== OBJECTIVE ==
Extract each record and reproduce it exactly.

========================

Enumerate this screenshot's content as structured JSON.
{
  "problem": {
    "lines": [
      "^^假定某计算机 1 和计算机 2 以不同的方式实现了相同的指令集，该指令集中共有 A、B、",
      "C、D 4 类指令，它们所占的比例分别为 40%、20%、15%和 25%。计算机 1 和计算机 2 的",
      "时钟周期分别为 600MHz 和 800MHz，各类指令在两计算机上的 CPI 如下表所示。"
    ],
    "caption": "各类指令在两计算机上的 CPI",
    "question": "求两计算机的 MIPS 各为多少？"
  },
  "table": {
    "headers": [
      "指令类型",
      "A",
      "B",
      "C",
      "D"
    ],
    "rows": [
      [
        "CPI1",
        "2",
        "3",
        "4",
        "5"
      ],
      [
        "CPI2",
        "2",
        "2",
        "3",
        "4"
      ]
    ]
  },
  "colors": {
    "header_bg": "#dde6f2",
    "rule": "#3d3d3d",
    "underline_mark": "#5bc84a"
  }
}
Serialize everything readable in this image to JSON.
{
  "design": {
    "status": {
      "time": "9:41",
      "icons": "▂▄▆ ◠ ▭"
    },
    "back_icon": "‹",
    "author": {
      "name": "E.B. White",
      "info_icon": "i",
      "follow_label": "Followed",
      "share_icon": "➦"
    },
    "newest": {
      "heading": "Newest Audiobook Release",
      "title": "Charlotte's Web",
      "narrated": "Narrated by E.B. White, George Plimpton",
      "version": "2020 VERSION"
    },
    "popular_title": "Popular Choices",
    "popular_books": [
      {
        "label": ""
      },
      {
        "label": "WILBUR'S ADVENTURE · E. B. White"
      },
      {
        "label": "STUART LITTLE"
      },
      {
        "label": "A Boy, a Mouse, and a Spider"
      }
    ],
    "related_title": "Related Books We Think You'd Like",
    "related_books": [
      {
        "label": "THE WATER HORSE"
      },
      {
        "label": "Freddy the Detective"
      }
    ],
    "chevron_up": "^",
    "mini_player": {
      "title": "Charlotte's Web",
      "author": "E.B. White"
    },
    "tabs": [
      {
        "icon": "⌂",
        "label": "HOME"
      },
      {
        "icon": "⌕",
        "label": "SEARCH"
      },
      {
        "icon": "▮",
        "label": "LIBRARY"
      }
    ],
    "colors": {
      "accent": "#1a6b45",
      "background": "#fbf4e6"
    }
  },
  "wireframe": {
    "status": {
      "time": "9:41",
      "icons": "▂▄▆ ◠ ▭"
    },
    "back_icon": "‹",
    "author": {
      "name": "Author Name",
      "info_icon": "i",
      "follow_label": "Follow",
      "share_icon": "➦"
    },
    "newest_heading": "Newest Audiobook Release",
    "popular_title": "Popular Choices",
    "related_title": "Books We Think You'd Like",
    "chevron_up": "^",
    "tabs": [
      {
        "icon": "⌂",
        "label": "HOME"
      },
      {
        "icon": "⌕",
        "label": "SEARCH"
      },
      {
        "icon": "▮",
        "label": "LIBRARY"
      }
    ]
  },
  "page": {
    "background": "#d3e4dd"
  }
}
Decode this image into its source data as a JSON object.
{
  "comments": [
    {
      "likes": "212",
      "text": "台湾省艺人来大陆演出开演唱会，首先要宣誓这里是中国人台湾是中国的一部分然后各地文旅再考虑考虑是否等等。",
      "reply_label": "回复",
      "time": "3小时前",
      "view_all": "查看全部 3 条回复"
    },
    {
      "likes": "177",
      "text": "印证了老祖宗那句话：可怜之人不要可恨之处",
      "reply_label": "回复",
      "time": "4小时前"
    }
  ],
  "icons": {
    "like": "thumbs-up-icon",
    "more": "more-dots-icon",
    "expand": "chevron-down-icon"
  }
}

========================

== THE ANSWER ==
Enumerate this screenshot's content as structured JSON.
{
  "problem": {
    "lines": [
      "^^假定某计算机 1 和计算机 2 以不同的方式实现了相同的指令集，该指令集中共有 A、B、",
      "C、D 4 类指令，它们所占的比例分别为 40%、20%、15%和 25%。计算机 1 和计算机 2 的",
      "时钟周期分别为 600MHz 和 800MHz，各类指令在两计算机上的 CPI 如下表所示。"
    ],
    "caption": "各类指令在两计算机上的 CPI",
    "question": "求两计算机的 MIPS 各为多少？"
  },
  "table": {
    "headers": [
      "指令类型",
      "A",
      "B",
      "C",
      "D"
    ],
    "rows": [
      [
        "CPI1",
        "2",
        "3",
        "4",
        "5"
      ],
      [
        "CPI2",
        "2",
        "2",
        "3",
        "4"
      ]
    ]
  },
  "colors": {
    "header_bg": "#dde6f2",
    "rule": "#3d3d3d",
    "underline_mark": "#5bc84a"
  }
}
Serialize everything readable in this image to JSON.
{
  "design": {
    "status": {
      "time": "9:41",
      "icons": "▂▄▆ ◠ ▭"
    },
    "back_icon": "‹",
    "author": {
      "name": "E.B. White",
      "info_icon": "i",
      "follow_label": "Followed",
      "share_icon": "➦"
    },
    "newest": {
      "heading": "Newest Audiobook Release",
      "title": "Charlotte's Web",
      "narrated": "Narrated by E.B. White, George Plimpton",
      "version": "2020 VERSION"
    },
    "popular_title": "Popular Choices",
    "popular_books": [
      {
        "label": ""
      },
      {
        "label": "WILBUR'S ADVENTURE · E. B. White"
      },
      {
        "label": "STUART LITTLE"
      },
      {
        "label": "A Boy, a Mouse, and a Spider"
      }
    ],
    "related_title": "Related Books We Think You'd Like",
    "related_books": [
      {
        "label": "THE WATER HORSE"
      },
      {
        "label": "Freddy the Detective"
      }
    ],
    "chevron_up": "^",
    "mini_player": {
      "title": "Charlotte's Web",
      "author": "E.B. White"
    },
    "tabs": [
      {
        "icon": "⌂",
        "label": "HOME"
      },
      {
        "icon": "⌕",
        "label": "SEARCH"
      },
      {
        "icon": "▮",
        "label": "LIBRARY"
      }
    ],
    "colors": {
      "accent": "#1a6b45",
      "background": "#fbf4e6"
    }
  },
  "wireframe": {
    "status": {
      "time": "9:41",
      "icons": "▂▄▆ ◠ ▭"
    },
    "back_icon": "‹",
    "author": {
      "name": "Author Name",
      "info_icon": "i",
      "follow_label": "Follow",
      "share_icon": "➦"
    },
    "newest_heading": "Newest Audiobook Release",
    "popular_title": "Popular Choices",
    "related_title": "Books We Think You'd Like",
    "chevron_up": "^",
    "tabs": [
      {
        "icon": "⌂",
        "label": "HOME"
      },
      {
        "icon": "⌕",
        "label": "SEARCH"
      },
      {
        "icon": "▮",
        "label": "LIBRARY"
      }
    ]
  },
  "page": {
    "background": "#d3e4dd"
  }
}
Decode this image into its source data as a JSON object.
{
  "comments": [
    {
      "likes": "212",
      "text": "台湾省艺人来大陆演出开演唱会，首先要宣誓这里是中国人台湾是中国的一部分然后各地文旅再考虑考虑是否等等。",
      "reply_label": "回复",
      "time": "3小时前",
      "view_all": "查看全部 3 条回复"
    },
    {
      "likes": "177",
      "text": "印证了老祖宗那句话：可怜之人不要可恨之处",
      "reply_label": "回复",
      "time": "4小时前"
    }
  ],
  "icons": {
    "like": "thumbs-up-icon",
    "more": "more-dots-icon",
    "expand": "chevron-down-icon"
  }
}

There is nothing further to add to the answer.